WHAT YOU NEED TO DO » Copy the full set of lines exactly as given.

INPUT MATERIAL »
>>>>>

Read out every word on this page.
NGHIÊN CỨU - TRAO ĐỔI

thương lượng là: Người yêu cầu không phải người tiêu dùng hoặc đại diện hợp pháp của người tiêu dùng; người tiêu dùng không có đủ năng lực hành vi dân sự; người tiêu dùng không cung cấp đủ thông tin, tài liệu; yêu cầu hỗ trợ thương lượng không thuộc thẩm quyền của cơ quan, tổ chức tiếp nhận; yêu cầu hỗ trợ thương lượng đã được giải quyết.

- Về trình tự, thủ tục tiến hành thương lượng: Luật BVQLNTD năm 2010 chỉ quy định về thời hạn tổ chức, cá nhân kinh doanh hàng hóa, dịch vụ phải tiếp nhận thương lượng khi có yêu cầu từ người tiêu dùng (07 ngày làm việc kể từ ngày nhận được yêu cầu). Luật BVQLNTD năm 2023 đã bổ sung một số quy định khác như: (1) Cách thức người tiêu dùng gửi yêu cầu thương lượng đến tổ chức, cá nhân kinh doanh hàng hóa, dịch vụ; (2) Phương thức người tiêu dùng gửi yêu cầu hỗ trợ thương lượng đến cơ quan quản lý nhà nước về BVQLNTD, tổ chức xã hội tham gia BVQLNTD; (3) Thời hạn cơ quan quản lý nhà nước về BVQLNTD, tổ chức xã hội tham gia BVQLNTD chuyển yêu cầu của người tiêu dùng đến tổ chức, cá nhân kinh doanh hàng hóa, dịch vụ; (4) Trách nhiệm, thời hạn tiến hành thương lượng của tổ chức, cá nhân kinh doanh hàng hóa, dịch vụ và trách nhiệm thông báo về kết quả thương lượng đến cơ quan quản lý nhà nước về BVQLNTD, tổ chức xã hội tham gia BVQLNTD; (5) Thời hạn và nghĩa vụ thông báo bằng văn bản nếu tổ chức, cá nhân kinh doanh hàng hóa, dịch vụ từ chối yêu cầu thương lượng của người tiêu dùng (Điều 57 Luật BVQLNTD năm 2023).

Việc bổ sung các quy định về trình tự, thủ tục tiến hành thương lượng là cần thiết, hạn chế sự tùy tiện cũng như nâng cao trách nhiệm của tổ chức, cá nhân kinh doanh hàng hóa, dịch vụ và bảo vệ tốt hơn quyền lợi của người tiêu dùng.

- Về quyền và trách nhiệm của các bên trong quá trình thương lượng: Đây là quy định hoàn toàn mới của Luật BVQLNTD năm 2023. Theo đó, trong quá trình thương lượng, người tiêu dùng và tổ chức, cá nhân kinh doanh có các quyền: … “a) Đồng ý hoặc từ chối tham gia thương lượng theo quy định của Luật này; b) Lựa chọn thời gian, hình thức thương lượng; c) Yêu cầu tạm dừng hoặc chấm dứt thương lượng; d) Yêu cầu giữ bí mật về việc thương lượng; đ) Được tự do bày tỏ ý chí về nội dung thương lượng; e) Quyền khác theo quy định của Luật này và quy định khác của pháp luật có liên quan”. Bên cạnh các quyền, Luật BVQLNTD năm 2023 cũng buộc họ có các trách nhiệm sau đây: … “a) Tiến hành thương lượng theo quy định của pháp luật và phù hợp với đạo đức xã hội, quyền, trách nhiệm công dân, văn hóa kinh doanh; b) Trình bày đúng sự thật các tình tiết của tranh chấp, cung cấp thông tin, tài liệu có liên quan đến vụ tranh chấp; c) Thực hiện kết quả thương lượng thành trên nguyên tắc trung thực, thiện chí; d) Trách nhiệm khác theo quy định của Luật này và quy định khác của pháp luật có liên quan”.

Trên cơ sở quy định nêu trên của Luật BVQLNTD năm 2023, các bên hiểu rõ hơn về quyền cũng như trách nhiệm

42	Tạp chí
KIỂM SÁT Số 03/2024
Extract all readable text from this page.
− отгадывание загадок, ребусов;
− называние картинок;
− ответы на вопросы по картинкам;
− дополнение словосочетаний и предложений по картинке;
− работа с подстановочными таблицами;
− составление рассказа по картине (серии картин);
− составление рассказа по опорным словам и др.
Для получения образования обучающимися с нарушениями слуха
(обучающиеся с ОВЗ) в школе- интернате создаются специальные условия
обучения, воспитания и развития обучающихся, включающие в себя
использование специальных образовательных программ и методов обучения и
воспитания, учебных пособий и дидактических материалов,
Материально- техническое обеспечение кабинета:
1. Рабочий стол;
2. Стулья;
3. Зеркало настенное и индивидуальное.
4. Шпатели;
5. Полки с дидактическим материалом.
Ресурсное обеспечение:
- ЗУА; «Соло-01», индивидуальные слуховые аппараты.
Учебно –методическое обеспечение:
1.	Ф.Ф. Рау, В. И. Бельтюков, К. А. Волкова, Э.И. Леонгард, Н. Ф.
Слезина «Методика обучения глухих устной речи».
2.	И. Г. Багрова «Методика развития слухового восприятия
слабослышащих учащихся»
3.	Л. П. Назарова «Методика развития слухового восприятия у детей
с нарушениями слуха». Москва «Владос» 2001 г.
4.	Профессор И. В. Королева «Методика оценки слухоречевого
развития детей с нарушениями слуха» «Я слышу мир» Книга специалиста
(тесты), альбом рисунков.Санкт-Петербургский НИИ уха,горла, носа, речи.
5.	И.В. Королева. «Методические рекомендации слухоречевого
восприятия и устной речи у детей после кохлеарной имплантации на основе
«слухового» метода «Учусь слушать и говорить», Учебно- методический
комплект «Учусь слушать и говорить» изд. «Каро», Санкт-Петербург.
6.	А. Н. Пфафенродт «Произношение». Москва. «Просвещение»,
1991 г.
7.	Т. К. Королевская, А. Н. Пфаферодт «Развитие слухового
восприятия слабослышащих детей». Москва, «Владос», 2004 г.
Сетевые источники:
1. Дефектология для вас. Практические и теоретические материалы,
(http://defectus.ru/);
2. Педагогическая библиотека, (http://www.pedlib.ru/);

<<<<<

EXERCISE RESULT »
Read out every word on this page.
NGHIÊN CỨU - TRAO ĐỔI

thương lượng là: Người yêu cầu không phải người tiêu dùng hoặc đại diện hợp pháp của người tiêu dùng; người tiêu dùng không có đủ năng lực hành vi dân sự; người tiêu dùng không cung cấp đủ thông tin, tài liệu; yêu cầu hỗ trợ thương lượng không thuộc thẩm quyền của cơ quan, tổ chức tiếp nhận; yêu cầu hỗ trợ thương lượng đã được giải quyết.

- Về trình tự, thủ tục tiến hành thương lượng: Luật BVQLNTD năm 2010 chỉ quy định về thời hạn tổ chức, cá nhân kinh doanh hàng hóa, dịch vụ phải tiếp nhận thương lượng khi có yêu cầu từ người tiêu dùng (07 ngày làm việc kể từ ngày nhận được yêu cầu). Luật BVQLNTD năm 2023 đã bổ sung một số quy định khác như: (1) Cách thức người tiêu dùng gửi yêu cầu thương lượng đến tổ chức, cá nhân kinh doanh hàng hóa, dịch vụ; (2) Phương thức người tiêu dùng gửi yêu cầu hỗ trợ thương lượng đến cơ quan quản lý nhà nước về BVQLNTD, tổ chức xã hội tham gia BVQLNTD; (3) Thời hạn cơ quan quản lý nhà nước về BVQLNTD, tổ chức xã hội tham gia BVQLNTD chuyển yêu cầu của người tiêu dùng đến tổ chức, cá nhân kinh doanh hàng hóa, dịch vụ; (4) Trách nhiệm, thời hạn tiến hành thương lượng của tổ chức, cá nhân kinh doanh hàng hóa, dịch vụ và trách nhiệm thông báo về kết quả thương lượng đến cơ quan quản lý nhà nước về BVQLNTD, tổ chức xã hội tham gia BVQLNTD; (5) Thời hạn và nghĩa vụ thông báo bằng văn bản nếu tổ chức, cá nhân kinh doanh hàng hóa, dịch vụ từ chối yêu cầu thương lượng của người tiêu dùng (Điều 57 Luật BVQLNTD năm 2023).

Việc bổ sung các quy định về trình tự, thủ tục tiến hành thương lượng là cần thiết, hạn chế sự tùy tiện cũng như nâng cao trách nhiệm của tổ chức, cá nhân kinh doanh hàng hóa, dịch vụ và bảo vệ tốt hơn quyền lợi của người tiêu dùng.

- Về quyền và trách nhiệm của các bên trong quá trình thương lượng: Đây là quy định hoàn toàn mới của Luật BVQLNTD năm 2023. Theo đó, trong quá trình thương lượng, người tiêu dùng và tổ chức, cá nhân kinh doanh có các quyền: … “a) Đồng ý hoặc từ chối tham gia thương lượng theo quy định của Luật này; b) Lựa chọn thời gian, hình thức thương lượng; c) Yêu cầu tạm dừng hoặc chấm dứt thương lượng; d) Yêu cầu giữ bí mật về việc thương lượng; đ) Được tự do bày tỏ ý chí về nội dung thương lượng; e) Quyền khác theo quy định của Luật này và quy định khác của pháp luật có liên quan”. Bên cạnh các quyền, Luật BVQLNTD năm 2023 cũng buộc họ có các trách nhiệm sau đây: … “a) Tiến hành thương lượng theo quy định của pháp luật và phù hợp với đạo đức xã hội, quyền, trách nhiệm công dân, văn hóa kinh doanh; b) Trình bày đúng sự thật các tình tiết của tranh chấp, cung cấp thông tin, tài liệu có liên quan đến vụ tranh chấp; c) Thực hiện kết quả thương lượng thành trên nguyên tắc trung thực, thiện chí; d) Trách nhiệm khác theo quy định của Luật này và quy định khác của pháp luật có liên quan”.

Trên cơ sở quy định nêu trên của Luật BVQLNTD năm 2023, các bên hiểu rõ hơn về quyền cũng như trách nhiệm

42	Tạp chí
KIỂM SÁT Số 03/2024
Extract all readable text from this page.
− отгадывание загадок, ребусов;
− называние картинок;
− ответы на вопросы по картинкам;
− дополнение словосочетаний и предложений по картинке;
− работа с подстановочными таблицами;
− составление рассказа по картине (серии картин);
− составление рассказа по опорным словам и др.
Для получения образования обучающимися с нарушениями слуха
(обучающиеся с ОВЗ) в школе- интернате создаются специальные условия
обучения, воспитания и развития обучающихся, включающие в себя
использование специальных образовательных программ и методов обучения и
воспитания, учебных пособий и дидактических материалов,
Материально- техническое обеспечение кабинета:
1. Рабочий стол;
2. Стулья;
3. Зеркало настенное и индивидуальное.
4. Шпатели;
5. Полки с дидактическим материалом.
Ресурсное обеспечение:
- ЗУА; «Соло-01», индивидуальные слуховые аппараты.
Учебно –методическое обеспечение:
1.	Ф.Ф. Рау, В. И. Бельтюков, К. А. Волкова, Э.И. Леонгард, Н. Ф.
Слезина «Методика обучения глухих устной речи».
2.	И. Г. Багрова «Методика развития слухового восприятия
слабослышащих учащихся»
3.	Л. П. Назарова «Методика развития слухового восприятия у детей
с нарушениями слуха». Москва «Владос» 2001 г.
4.	Профессор И. В. Королева «Методика оценки слухоречевого
развития детей с нарушениями слуха» «Я слышу мир» Книга специалиста
(тесты), альбом рисунков.Санкт-Петербургский НИИ уха,горла, носа, речи.
5.	И.В. Королева. «Методические рекомендации слухоречевого
восприятия и устной речи у детей после кохлеарной имплантации на основе
«слухового» метода «Учусь слушать и говорить», Учебно- методический
комплект «Учусь слушать и говорить» изд. «Каро», Санкт-Петербург.
6.	А. Н. Пфафенродт «Произношение». Москва. «Просвещение»,
1991 г.
7.	Т. К. Королевская, А. Н. Пфаферодт «Развитие слухового
восприятия слабослышащих детей». Москва, «Владос», 2004 г.
Сетевые источники:
1. Дефектология для вас. Практические и теоретические материалы,
(http://defectus.ru/);
2. Педагогическая библиотека, (http://www.pedlib.ru/);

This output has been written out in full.